> **Job**:
From the records, pick out and copy each line containing "color".

> **Data in this exercise**:
-- START --

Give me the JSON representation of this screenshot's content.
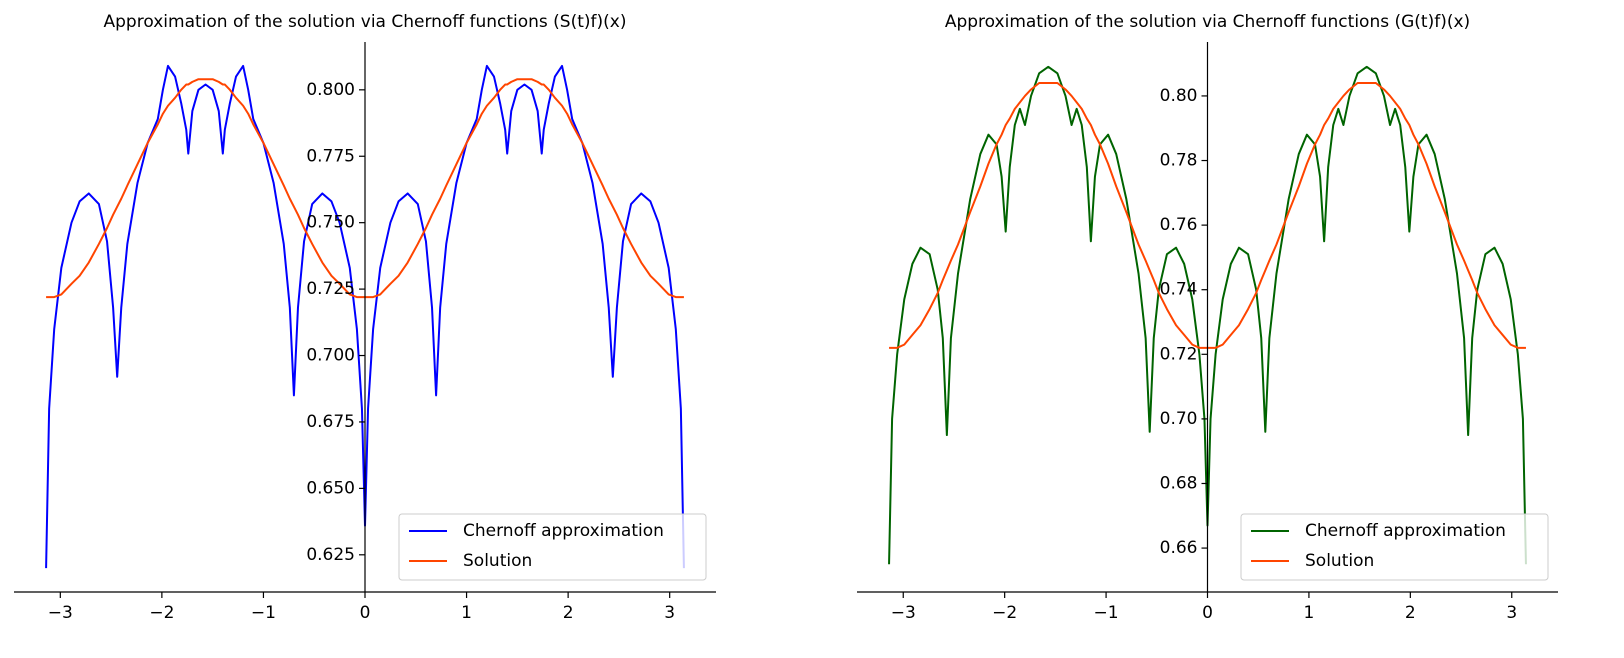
{
  "chart_data": [
    {
      "type": "line",
      "title": "Approximation of the solution via Chernoff functions (S(t)f)(x)",
      "x": [
        -3.14,
        -3.11,
        -3.06,
        -2.99,
        -2.89,
        -2.81,
        -2.72,
        -2.62,
        -2.54,
        -2.48,
        -2.44,
        -2.4,
        -2.34,
        -2.24,
        -2.14,
        -2.04,
        -1.99,
        -1.94,
        -1.87,
        -1.81,
        -1.76,
        -1.74,
        -1.7,
        -1.64,
        -1.57,
        -1.5,
        -1.44,
        -1.4,
        -1.38,
        -1.33,
        -1.27,
        -1.2,
        -1.15,
        -1.1,
        -1.0,
        -0.9,
        -0.8,
        -0.74,
        -0.7,
        -0.66,
        -0.6,
        -0.52,
        -0.42,
        -0.33,
        -0.25,
        -0.15,
        -0.08,
        -0.03,
        0,
        0.03,
        0.08,
        0.15,
        0.25,
        0.33,
        0.42,
        0.52,
        0.6,
        0.66,
        0.7,
        0.74,
        0.8,
        0.9,
        1.0,
        1.1,
        1.15,
        1.2,
        1.27,
        1.33,
        1.38,
        1.4,
        1.44,
        1.5,
        1.57,
        1.64,
        1.7,
        1.74,
        1.76,
        1.81,
        1.87,
        1.94,
        1.99,
        2.04,
        2.14,
        2.24,
        2.34,
        2.4,
        2.44,
        2.48,
        2.54,
        2.62,
        2.72,
        2.81,
        2.89,
        2.99,
        3.06,
        3.11,
        3.14
      ],
      "series": [
        {
          "name": "Chernoff approximation",
          "color": "#0000ff",
          "values": [
            0.62,
            0.68,
            0.71,
            0.733,
            0.75,
            0.758,
            0.761,
            0.757,
            0.743,
            0.718,
            0.692,
            0.718,
            0.742,
            0.765,
            0.78,
            0.789,
            0.8,
            0.809,
            0.805,
            0.795,
            0.785,
            0.776,
            0.792,
            0.8,
            0.802,
            0.8,
            0.792,
            0.776,
            0.785,
            0.795,
            0.805,
            0.809,
            0.8,
            0.789,
            0.78,
            0.765,
            0.742,
            0.718,
            0.685,
            0.718,
            0.743,
            0.757,
            0.761,
            0.758,
            0.75,
            0.733,
            0.71,
            0.68,
            0.636,
            0.68,
            0.71,
            0.733,
            0.75,
            0.758,
            0.761,
            0.757,
            0.743,
            0.718,
            0.685,
            0.718,
            0.742,
            0.765,
            0.78,
            0.789,
            0.8,
            0.809,
            0.805,
            0.795,
            0.785,
            0.776,
            0.792,
            0.8,
            0.802,
            0.8,
            0.792,
            0.776,
            0.785,
            0.795,
            0.805,
            0.809,
            0.8,
            0.789,
            0.78,
            0.765,
            0.742,
            0.718,
            0.692,
            0.718,
            0.743,
            0.757,
            0.761,
            0.758,
            0.75,
            0.733,
            0.71,
            0.68,
            0.62
          ]
        },
        {
          "name": "Solution",
          "color": "#ff4500",
          "values": [
            0.722,
            0.722,
            0.722,
            0.723,
            0.727,
            0.73,
            0.735,
            0.742,
            0.748,
            0.753,
            0.756,
            0.759,
            0.764,
            0.772,
            0.78,
            0.787,
            0.791,
            0.794,
            0.797,
            0.8,
            0.802,
            0.802,
            0.803,
            0.804,
            0.804,
            0.804,
            0.803,
            0.802,
            0.802,
            0.8,
            0.797,
            0.794,
            0.791,
            0.787,
            0.78,
            0.772,
            0.764,
            0.759,
            0.756,
            0.753,
            0.748,
            0.742,
            0.735,
            0.73,
            0.727,
            0.723,
            0.722,
            0.722,
            0.722,
            0.722,
            0.722,
            0.723,
            0.727,
            0.73,
            0.735,
            0.742,
            0.748,
            0.753,
            0.756,
            0.759,
            0.764,
            0.772,
            0.78,
            0.787,
            0.791,
            0.794,
            0.797,
            0.8,
            0.802,
            0.802,
            0.803,
            0.804,
            0.804,
            0.804,
            0.803,
            0.802,
            0.802,
            0.8,
            0.797,
            0.794,
            0.791,
            0.787,
            0.78,
            0.772,
            0.764,
            0.759,
            0.756,
            0.753,
            0.748,
            0.742,
            0.735,
            0.73,
            0.727,
            0.723,
            0.722,
            0.722,
            0.722
          ]
        }
      ],
      "xlim": [
        -3.456,
        3.456
      ],
      "xticks": [
        {
          "value": -3,
          "label": "−3"
        },
        {
          "value": -2,
          "label": "−2"
        },
        {
          "value": -1,
          "label": "−1"
        },
        0,
        1,
        2,
        3
      ],
      "ylim": [
        0.611,
        0.818
      ],
      "yticks": [
        {
          "value": 0.625,
          "label": "0.625"
        },
        {
          "value": 0.65,
          "label": "0.650"
        },
        {
          "value": 0.675,
          "label": "0.675"
        },
        {
          "value": 0.7,
          "label": "0.700"
        },
        {
          "value": 0.725,
          "label": "0.725"
        },
        {
          "value": 0.75,
          "label": "0.750"
        },
        {
          "value": 0.775,
          "label": "0.775"
        },
        {
          "value": 0.8,
          "label": "0.800"
        }
      ],
      "legend": "lower right"
    },
    {
      "type": "line",
      "title": "Approximation of the solution via Chernoff functions (G(t)f)(x)",
      "x": [
        -3.14,
        -3.11,
        -3.06,
        -2.99,
        -2.91,
        -2.83,
        -2.74,
        -2.66,
        -2.61,
        -2.57,
        -2.53,
        -2.46,
        -2.34,
        -2.24,
        -2.16,
        -2.08,
        -2.03,
        -1.99,
        -1.95,
        -1.9,
        -1.85,
        -1.8,
        -1.74,
        -1.66,
        -1.57,
        -1.48,
        -1.4,
        -1.34,
        -1.29,
        -1.24,
        -1.19,
        -1.15,
        -1.11,
        -1.06,
        -0.98,
        -0.9,
        -0.8,
        -0.68,
        -0.61,
        -0.57,
        -0.53,
        -0.48,
        -0.4,
        -0.31,
        -0.23,
        -0.15,
        -0.08,
        -0.03,
        0,
        0.03,
        0.08,
        0.15,
        0.23,
        0.31,
        0.4,
        0.48,
        0.53,
        0.57,
        0.61,
        0.68,
        0.8,
        0.9,
        0.98,
        1.06,
        1.11,
        1.15,
        1.19,
        1.24,
        1.29,
        1.34,
        1.4,
        1.48,
        1.57,
        1.66,
        1.74,
        1.8,
        1.85,
        1.9,
        1.95,
        1.99,
        2.03,
        2.08,
        2.16,
        2.24,
        2.34,
        2.46,
        2.53,
        2.57,
        2.61,
        2.66,
        2.74,
        2.83,
        2.91,
        2.99,
        3.06,
        3.11,
        3.14
      ],
      "series": [
        {
          "name": "Chernoff approximation",
          "color": "#006400",
          "values": [
            0.655,
            0.7,
            0.72,
            0.737,
            0.748,
            0.753,
            0.751,
            0.74,
            0.725,
            0.695,
            0.725,
            0.745,
            0.768,
            0.782,
            0.788,
            0.785,
            0.775,
            0.758,
            0.778,
            0.791,
            0.796,
            0.791,
            0.8,
            0.807,
            0.809,
            0.807,
            0.8,
            0.791,
            0.796,
            0.791,
            0.778,
            0.755,
            0.775,
            0.785,
            0.788,
            0.782,
            0.768,
            0.745,
            0.725,
            0.696,
            0.725,
            0.74,
            0.751,
            0.753,
            0.748,
            0.737,
            0.72,
            0.7,
            0.667,
            0.7,
            0.72,
            0.737,
            0.748,
            0.753,
            0.751,
            0.74,
            0.725,
            0.696,
            0.725,
            0.745,
            0.768,
            0.782,
            0.788,
            0.785,
            0.775,
            0.755,
            0.778,
            0.791,
            0.796,
            0.791,
            0.8,
            0.807,
            0.809,
            0.807,
            0.8,
            0.791,
            0.796,
            0.791,
            0.778,
            0.758,
            0.775,
            0.785,
            0.788,
            0.782,
            0.768,
            0.745,
            0.725,
            0.695,
            0.725,
            0.74,
            0.751,
            0.753,
            0.748,
            0.737,
            0.72,
            0.7,
            0.655
          ]
        },
        {
          "name": "Solution",
          "color": "#ff4500",
          "values": [
            0.722,
            0.722,
            0.722,
            0.723,
            0.726,
            0.729,
            0.734,
            0.739,
            0.743,
            0.746,
            0.749,
            0.754,
            0.764,
            0.772,
            0.779,
            0.785,
            0.788,
            0.791,
            0.793,
            0.796,
            0.798,
            0.8,
            0.802,
            0.804,
            0.804,
            0.804,
            0.802,
            0.8,
            0.798,
            0.796,
            0.793,
            0.791,
            0.788,
            0.785,
            0.779,
            0.772,
            0.764,
            0.754,
            0.749,
            0.746,
            0.743,
            0.739,
            0.734,
            0.729,
            0.726,
            0.723,
            0.722,
            0.722,
            0.722,
            0.722,
            0.722,
            0.723,
            0.726,
            0.729,
            0.734,
            0.739,
            0.743,
            0.746,
            0.749,
            0.754,
            0.764,
            0.772,
            0.779,
            0.785,
            0.788,
            0.791,
            0.793,
            0.796,
            0.798,
            0.8,
            0.802,
            0.804,
            0.804,
            0.804,
            0.802,
            0.8,
            0.798,
            0.796,
            0.793,
            0.791,
            0.788,
            0.785,
            0.779,
            0.772,
            0.764,
            0.754,
            0.749,
            0.746,
            0.743,
            0.739,
            0.734,
            0.729,
            0.726,
            0.723,
            0.722,
            0.722,
            0.722
          ]
        }
      ],
      "xlim": [
        -3.456,
        3.456
      ],
      "xticks": [
        {
          "value": -3,
          "label": "−3"
        },
        {
          "value": -2,
          "label": "−2"
        },
        {
          "value": -1,
          "label": "−1"
        },
        0,
        1,
        2,
        3
      ],
      "ylim": [
        0.6464,
        0.8167
      ],
      "yticks": [
        {
          "value": 0.66,
          "label": "0.66"
        },
        {
          "value": 0.68,
          "label": "0.68"
        },
        {
          "value": 0.7,
          "label": "0.70"
        },
        {
          "value": 0.72,
          "label": "0.72"
        },
        {
          "value": 0.74,
          "label": "0.74"
        },
        {
          "value": 0.76,
          "label": "0.76"
        },
        {
          "value": 0.78,
          "label": "0.78"
        },
        {
          "value": 0.8,
          "label": "0.80"
        }
      ],
      "legend": "lower right"
    }
  ]
}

-- END --

> **Exercise solution**:
          "color": "#0000ff",
          "color": "#ff4500",
          "color": "#006400",
          "color": "#ff4500",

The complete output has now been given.